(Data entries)
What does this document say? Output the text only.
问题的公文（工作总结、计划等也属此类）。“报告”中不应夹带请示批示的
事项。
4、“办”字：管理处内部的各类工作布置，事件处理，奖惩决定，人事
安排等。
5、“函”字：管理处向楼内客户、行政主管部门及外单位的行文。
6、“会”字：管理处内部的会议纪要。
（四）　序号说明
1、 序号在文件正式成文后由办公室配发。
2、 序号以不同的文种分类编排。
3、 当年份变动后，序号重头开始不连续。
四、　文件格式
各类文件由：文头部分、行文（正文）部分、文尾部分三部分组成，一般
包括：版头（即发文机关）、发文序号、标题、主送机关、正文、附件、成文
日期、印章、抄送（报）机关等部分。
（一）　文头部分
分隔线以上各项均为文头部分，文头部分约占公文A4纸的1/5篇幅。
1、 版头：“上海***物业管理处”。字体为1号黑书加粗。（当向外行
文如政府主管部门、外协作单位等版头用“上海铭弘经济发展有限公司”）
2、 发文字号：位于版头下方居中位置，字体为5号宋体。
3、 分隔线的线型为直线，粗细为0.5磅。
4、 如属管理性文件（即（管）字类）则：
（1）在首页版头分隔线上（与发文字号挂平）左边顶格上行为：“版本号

*AIM:*
Write the material out exactly, with nothing left out.

*SOLUTION FOR THIS PROBLEM:*
What does this document say? Output the text only.
问题的公文（工作总结、计划等也属此类）。“报告”中不应夹带请示批示的
事项。
4、“办”字：管理处内部的各类工作布置，事件处理，奖惩决定，人事
安排等。
5、“函”字：管理处向楼内客户、行政主管部门及外单位的行文。
6、“会”字：管理处内部的会议纪要。
（四）　序号说明
1、 序号在文件正式成文后由办公室配发。
2、 序号以不同的文种分类编排。
3、 当年份变动后，序号重头开始不连续。
四、　文件格式
各类文件由：文头部分、行文（正文）部分、文尾部分三部分组成，一般
包括：版头（即发文机关）、发文序号、标题、主送机关、正文、附件、成文
日期、印章、抄送（报）机关等部分。
（一）　文头部分
分隔线以上各项均为文头部分，文头部分约占公文A4纸的1/5篇幅。
1、 版头：“上海***物业管理处”。字体为1号黑书加粗。（当向外行
文如政府主管部门、外协作单位等版头用“上海铭弘经济发展有限公司”）
2、 发文字号：位于版头下方居中位置，字体为5号宋体。
3、 分隔线的线型为直线，粗细为0.5磅。
4、 如属管理性文件（即（管）字类）则：
（1）在首页版头分隔线上（与发文字号挂平）左边顶格上行为：“版本号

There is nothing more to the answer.